From the listing below, extract each entry exactly as written, minus the images.
◇ ◇ ◇
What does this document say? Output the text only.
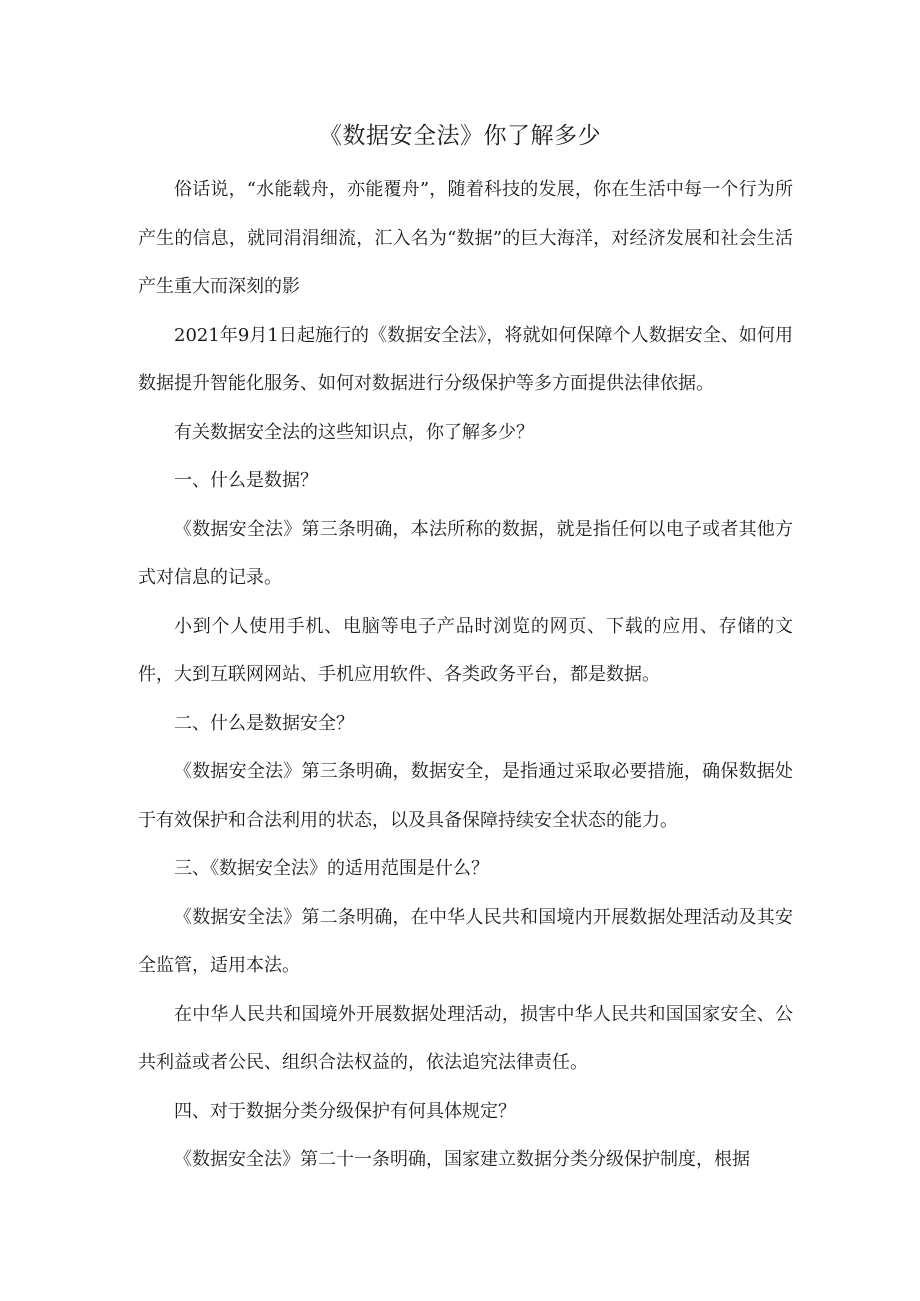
《数据安全法》你了解多少

俗话说，“水能载舟，亦能覆舟”，随着科技的发展，你在生活中每一个行为所产生的信息，就同涓涓细流，汇入名为“数据”的巨大海洋，对经济发展和社会生活产生重大而深刻的影

2021年9月1日起施行的《数据安全法》，将就如何保障个人数据安全、如何用数据提升智能化服务、如何对数据进行分级保护等多方面提供法律依据。

有关数据安全法的这些知识点，你了解多少？

一、什么是数据？

《数据安全法》第三条明确，本法所称的数据，就是指任何以电子或者其他方式对信息的记录。

小到个人使用手机、电脑等电子产品时浏览的网页、下载的应用、存储的文件，大到互联网网站、手机应用软件、各类政务平台，都是数据。

二、什么是数据安全？

《数据安全法》第三条明确，数据安全，是指通过采取必要措施，确保数据处于有效保护和合法利用的状态，以及具备保障持续安全状态的能力。

三、《数据安全法》的适用范围是什么？

《数据安全法》第二条明确，在中华人民共和国境内开展数据处理活动及其安全监管，适用本法。

在中华人民共和国境外开展数据处理活动，损害中华人民共和国国家安全、公共利益或者公民、组织合法权益的，依法追究法律责任。

四、对于数据分类分级保护有何具体规定？

《数据安全法》第二十一条明确，国家建立数据分类分级保护制度，根据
◇ ◇ ◇
▶ Solution to the exercise:
What does this document say? Output the text only.
《数据安全法》你了解多少

俗话说，“水能载舟，亦能覆舟”，随着科技的发展，你在生活中每一个行为所产生的信息，就同涓涓细流，汇入名为“数据”的巨大海洋，对经济发展和社会生活产生重大而深刻的影

2021年9月1日起施行的《数据安全法》，将就如何保障个人数据安全、如何用数据提升智能化服务、如何对数据进行分级保护等多方面提供法律依据。

有关数据安全法的这些知识点，你了解多少？

一、什么是数据？

《数据安全法》第三条明确，本法所称的数据，就是指任何以电子或者其他方式对信息的记录。

小到个人使用手机、电脑等电子产品时浏览的网页、下载的应用、存储的文件，大到互联网网站、手机应用软件、各类政务平台，都是数据。

二、什么是数据安全？

《数据安全法》第三条明确，数据安全，是指通过采取必要措施，确保数据处于有效保护和合法利用的状态，以及具备保障持续安全状态的能力。

三、《数据安全法》的适用范围是什么？

《数据安全法》第二条明确，在中华人民共和国境内开展数据处理活动及其安全监管，适用本法。

在中华人民共和国境外开展数据处理活动，损害中华人民共和国国家安全、公共利益或者公民、组织合法权益的，依法追究法律责任。

四、对于数据分类分级保护有何具体规定？

《数据安全法》第二十一条明确，国家建立数据分类分级保护制度，根据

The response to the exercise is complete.